_Fragmento citado_:
Amigo José María, este admirable comentario de hoy sobre Antonio, un antiguo compañero nuestro del Seminario, llega al corazón.
ResponderEliminarEl sentimiento de superación personal, me lo imagino parejo al de madurez y valentía como persona, que se siente una parte natural de este mundo, y lo acepta todo como lo más normal.
Habiendo ejercido responsablemente mientras pudo al ciento por cien, como compañero y como padre.
Multiplicando los talentos recibidos.
Es muy loable tu admiración, por todo lo que dices y comentas sobre Antonio como ejemplo de fuerza.
Un abrazo.
Juan Martín.
Hola Fili:
ResponderEliminarDespues de leer en tu blog,queda reflejado,parece, que eres una persona feliz.Sobre todo transmites paz y no rencores.
Mi mayor desilucion en Los Angeles, era no poder jugar aquellos
famosos partidos de futbol.Esta claro que no podiamos jugar todos.
Hasta pronto querido amigo.
Espero que sea en Lucena.
Un abrazo
Querido Rafa, yo creo que sí, que me considero una persona feliz. He sido un afortunado de la vida. Mi talón de Aquiles es la enfermedad, no sobrellevo bien las dolencias o las limitaciones. Aspiro a estar siempre al 100%, cosa imposible.

[Datos de reconocimiento de la estructura de documentos]
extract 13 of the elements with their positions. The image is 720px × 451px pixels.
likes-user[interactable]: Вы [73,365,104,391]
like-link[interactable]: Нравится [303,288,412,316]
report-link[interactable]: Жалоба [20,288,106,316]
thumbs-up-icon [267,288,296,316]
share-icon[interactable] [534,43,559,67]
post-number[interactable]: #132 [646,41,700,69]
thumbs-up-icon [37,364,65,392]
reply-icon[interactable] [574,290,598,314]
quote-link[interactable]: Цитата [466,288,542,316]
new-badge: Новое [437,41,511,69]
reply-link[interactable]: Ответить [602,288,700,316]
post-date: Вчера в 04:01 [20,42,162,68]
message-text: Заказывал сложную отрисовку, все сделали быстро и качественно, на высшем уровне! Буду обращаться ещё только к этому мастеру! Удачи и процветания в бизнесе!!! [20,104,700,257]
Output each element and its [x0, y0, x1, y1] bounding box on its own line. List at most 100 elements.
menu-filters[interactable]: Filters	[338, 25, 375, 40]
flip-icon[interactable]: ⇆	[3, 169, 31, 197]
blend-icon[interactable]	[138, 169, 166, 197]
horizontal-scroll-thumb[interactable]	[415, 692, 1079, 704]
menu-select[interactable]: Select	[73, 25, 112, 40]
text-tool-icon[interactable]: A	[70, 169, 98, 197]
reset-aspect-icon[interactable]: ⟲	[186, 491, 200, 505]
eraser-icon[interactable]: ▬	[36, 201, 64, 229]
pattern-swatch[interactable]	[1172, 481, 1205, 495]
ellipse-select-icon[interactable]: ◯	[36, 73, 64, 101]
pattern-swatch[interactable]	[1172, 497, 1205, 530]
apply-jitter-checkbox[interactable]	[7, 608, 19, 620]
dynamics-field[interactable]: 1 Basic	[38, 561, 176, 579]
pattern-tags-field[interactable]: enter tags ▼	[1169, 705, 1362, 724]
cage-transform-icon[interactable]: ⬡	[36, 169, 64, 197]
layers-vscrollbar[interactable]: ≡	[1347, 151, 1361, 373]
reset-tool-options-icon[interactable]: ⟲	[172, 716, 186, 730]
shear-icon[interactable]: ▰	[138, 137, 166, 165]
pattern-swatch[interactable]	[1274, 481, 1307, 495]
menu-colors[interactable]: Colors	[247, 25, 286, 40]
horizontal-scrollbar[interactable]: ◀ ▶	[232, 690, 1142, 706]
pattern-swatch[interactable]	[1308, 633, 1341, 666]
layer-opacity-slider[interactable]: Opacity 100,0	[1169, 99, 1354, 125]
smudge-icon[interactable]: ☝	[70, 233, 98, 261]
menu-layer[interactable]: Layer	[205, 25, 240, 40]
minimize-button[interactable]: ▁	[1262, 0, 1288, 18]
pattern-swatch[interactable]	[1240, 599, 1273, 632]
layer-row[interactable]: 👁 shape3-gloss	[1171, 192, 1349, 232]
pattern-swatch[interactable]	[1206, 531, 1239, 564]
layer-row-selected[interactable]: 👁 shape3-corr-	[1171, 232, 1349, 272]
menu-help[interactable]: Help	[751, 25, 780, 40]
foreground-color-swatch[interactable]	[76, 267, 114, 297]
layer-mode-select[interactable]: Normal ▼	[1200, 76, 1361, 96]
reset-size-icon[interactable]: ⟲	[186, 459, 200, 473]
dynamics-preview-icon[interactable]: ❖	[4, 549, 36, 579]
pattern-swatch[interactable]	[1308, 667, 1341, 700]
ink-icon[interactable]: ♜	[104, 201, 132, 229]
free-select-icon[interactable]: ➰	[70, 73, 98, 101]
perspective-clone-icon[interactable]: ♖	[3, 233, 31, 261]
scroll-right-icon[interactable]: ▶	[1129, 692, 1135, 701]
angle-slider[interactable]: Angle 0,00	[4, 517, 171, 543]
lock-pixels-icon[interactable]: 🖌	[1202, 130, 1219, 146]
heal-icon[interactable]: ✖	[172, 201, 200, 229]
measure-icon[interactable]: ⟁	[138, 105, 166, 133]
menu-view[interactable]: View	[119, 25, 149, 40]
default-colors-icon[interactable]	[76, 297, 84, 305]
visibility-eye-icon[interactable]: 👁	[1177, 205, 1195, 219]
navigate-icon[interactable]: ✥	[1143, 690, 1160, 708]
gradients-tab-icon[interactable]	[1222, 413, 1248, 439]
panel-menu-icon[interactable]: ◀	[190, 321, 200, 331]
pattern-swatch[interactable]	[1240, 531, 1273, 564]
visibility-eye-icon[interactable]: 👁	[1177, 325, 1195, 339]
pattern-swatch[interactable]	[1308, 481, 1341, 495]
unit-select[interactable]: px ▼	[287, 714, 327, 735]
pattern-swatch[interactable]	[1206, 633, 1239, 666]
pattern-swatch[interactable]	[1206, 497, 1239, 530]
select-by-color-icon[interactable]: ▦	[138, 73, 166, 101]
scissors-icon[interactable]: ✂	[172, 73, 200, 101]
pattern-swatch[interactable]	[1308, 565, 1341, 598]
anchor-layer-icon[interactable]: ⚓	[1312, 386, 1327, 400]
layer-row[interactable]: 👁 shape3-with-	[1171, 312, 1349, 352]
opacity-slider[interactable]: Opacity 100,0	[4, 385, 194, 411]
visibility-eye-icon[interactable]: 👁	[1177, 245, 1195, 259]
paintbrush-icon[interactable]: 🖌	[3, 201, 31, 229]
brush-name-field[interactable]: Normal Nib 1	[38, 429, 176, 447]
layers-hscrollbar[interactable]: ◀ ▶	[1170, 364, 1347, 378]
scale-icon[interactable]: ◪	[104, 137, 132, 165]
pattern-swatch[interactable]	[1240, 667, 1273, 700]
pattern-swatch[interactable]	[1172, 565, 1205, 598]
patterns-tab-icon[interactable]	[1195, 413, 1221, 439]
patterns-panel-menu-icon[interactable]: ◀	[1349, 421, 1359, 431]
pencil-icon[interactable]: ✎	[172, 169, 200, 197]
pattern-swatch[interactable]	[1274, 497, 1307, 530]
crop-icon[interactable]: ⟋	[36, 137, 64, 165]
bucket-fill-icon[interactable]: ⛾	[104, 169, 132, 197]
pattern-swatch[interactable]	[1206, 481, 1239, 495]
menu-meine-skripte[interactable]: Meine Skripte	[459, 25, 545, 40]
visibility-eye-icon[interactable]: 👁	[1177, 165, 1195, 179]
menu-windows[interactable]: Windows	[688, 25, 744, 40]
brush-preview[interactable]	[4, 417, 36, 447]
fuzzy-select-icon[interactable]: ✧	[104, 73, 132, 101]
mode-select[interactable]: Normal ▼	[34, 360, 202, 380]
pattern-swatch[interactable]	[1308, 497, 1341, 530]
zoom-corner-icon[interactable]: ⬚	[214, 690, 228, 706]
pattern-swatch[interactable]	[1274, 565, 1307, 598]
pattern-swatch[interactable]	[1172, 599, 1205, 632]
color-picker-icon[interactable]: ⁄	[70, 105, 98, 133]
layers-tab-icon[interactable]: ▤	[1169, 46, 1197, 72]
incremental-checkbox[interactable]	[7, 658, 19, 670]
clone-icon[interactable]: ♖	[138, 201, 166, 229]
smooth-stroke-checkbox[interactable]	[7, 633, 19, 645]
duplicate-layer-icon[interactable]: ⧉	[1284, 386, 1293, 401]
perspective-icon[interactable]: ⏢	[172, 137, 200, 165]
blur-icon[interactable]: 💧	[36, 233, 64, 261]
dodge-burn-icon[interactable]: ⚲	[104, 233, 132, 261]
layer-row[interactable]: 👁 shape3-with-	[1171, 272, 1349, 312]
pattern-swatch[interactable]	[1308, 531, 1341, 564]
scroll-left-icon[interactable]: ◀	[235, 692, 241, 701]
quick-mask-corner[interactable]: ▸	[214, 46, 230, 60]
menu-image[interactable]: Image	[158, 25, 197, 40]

_Problema a resolver_: Duplica el fragmento de comentarios de blog completo y sin ningún cambio. Los registros no tienen relación con el fragmento.

_Respuesta_:
Amigo José María, este admirable comentario de hoy sobre Antonio, un antiguo compañero nuestro del Seminario, llega al corazón.
ResponderEliminarEl sentimiento de superación personal, me lo imagino parejo al de madurez y valentía como persona, que se siente una parte natural de este mundo, y lo acepta todo como lo más normal.
Habiendo ejercido responsablemente mientras pudo al ciento por cien, como compañero y como padre.
Multiplicando los talentos recibidos.
Es muy loable tu admiración, por todo lo que dices y comentas sobre Antonio como ejemplo de fuerza.
Un abrazo.
Juan Martín.
Hola Fili:
ResponderEliminarDespues de leer en tu blog,queda reflejado,parece, que eres una persona feliz.Sobre todo transmites paz y no rencores.
Mi mayor desilucion en Los Angeles, era no poder jugar aquellos
famosos partidos de futbol.Esta claro que no podiamos jugar todos.
Hasta pronto querido amigo.
Espero que sea en Lucena.
Un abrazo
Querido Rafa, yo creo que sí, que me considero una persona feliz. He sido un afortunado de la vida. Mi talón de Aquiles es la enfermedad, no sobrellevo bien las dolencias o las limitaciones. Aspiro a estar siempre al 100%, cosa imposible.